Directions> Go through the listing below and gather every line with the word "Educación".

Dataset excerpts>
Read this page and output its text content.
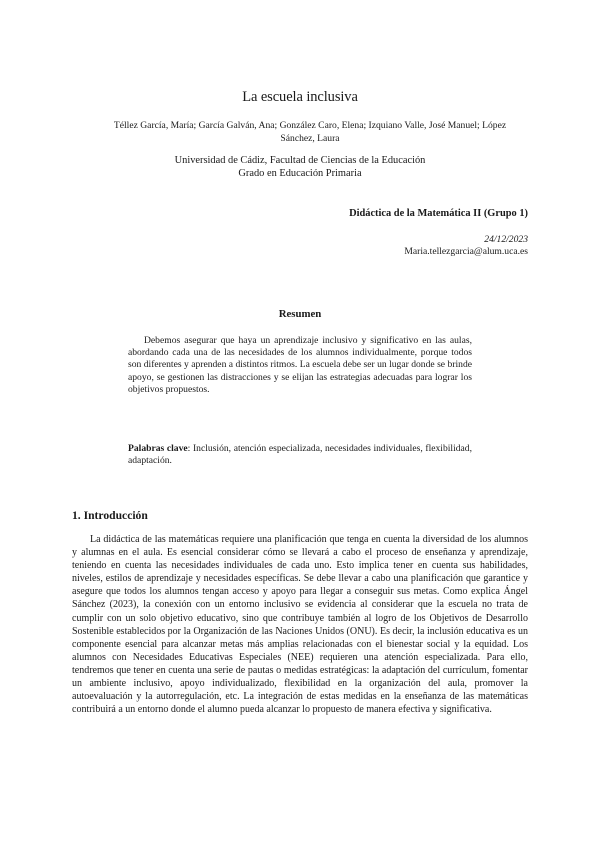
La escuela inclusiva
Téllez García, María; García Galván, Ana; González Caro, Elena; Izquiano Valle, José Manuel; López Sánchez, Laura
Universidad de Cádiz, Facultad de Ciencias de la Educación
Grado en Educación Primaria
Didáctica de la Matemática II (Grupo 1)
24/12/2023
Maria.tellezgarcia@alum.uca.es
Resumen
Debemos asegurar que haya un aprendizaje inclusivo y significativo en las aulas, abordando cada una de las necesidades de los alumnos individualmente, porque todos son diferentes y aprenden a distintos ritmos. La escuela debe ser un lugar donde se brinde apoyo, se gestionen las distracciones y se elijan las estrategias adecuadas para lograr los objetivos propuestos.
Palabras clave: Inclusión, atención especializada, necesidades individuales, flexibilidad, adaptación.
1. Introducción
La didáctica de las matemáticas requiere una planificación que tenga en cuenta la diversidad de los alumnos y alumnas en el aula. Es esencial considerar cómo se llevará a cabo el proceso de enseñanza y aprendizaje, teniendo en cuenta las necesidades individuales de cada uno. Esto implica tener en cuenta sus habilidades, niveles, estilos de aprendizaje y necesidades específicas. Se debe llevar a cabo una planificación que garantice y asegure que todos los alumnos tengan acceso y apoyo para llegar a conseguir sus metas. Como explica Ángel Sánchez (2023), la conexión con un entorno inclusivo se evidencia al considerar que la escuela no trata de cumplir con un solo objetivo educativo, sino que contribuye también al logro de los Objetivos de Desarrollo Sostenible establecidos por la Organización de las Naciones Unidos (ONU). Es decir, la inclusión educativa es un componente esencial para alcanzar metas más amplias relacionadas con el bienestar social y la equidad. Los alumnos con Necesidades Educativas Especiales (NEE) requieren una atención especializada. Para ello, tendremos que tener en cuenta una serie de pautas o medidas estratégicas: la adaptación del currículum, fomentar un ambiente inclusivo, apoyo individualizado, flexibilidad en la organización del aula, promover la autoevaluación y la autorregulación, etc. La integración de estas medidas en la enseñanza de las matemáticas contribuirá a un entorno donde el alumno pueda alcanzar lo propuesto de manera efectiva y significativa.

Result>
Universidad de Cádiz, Facultad de Ciencias de la Educación
Grado en Educación Primaria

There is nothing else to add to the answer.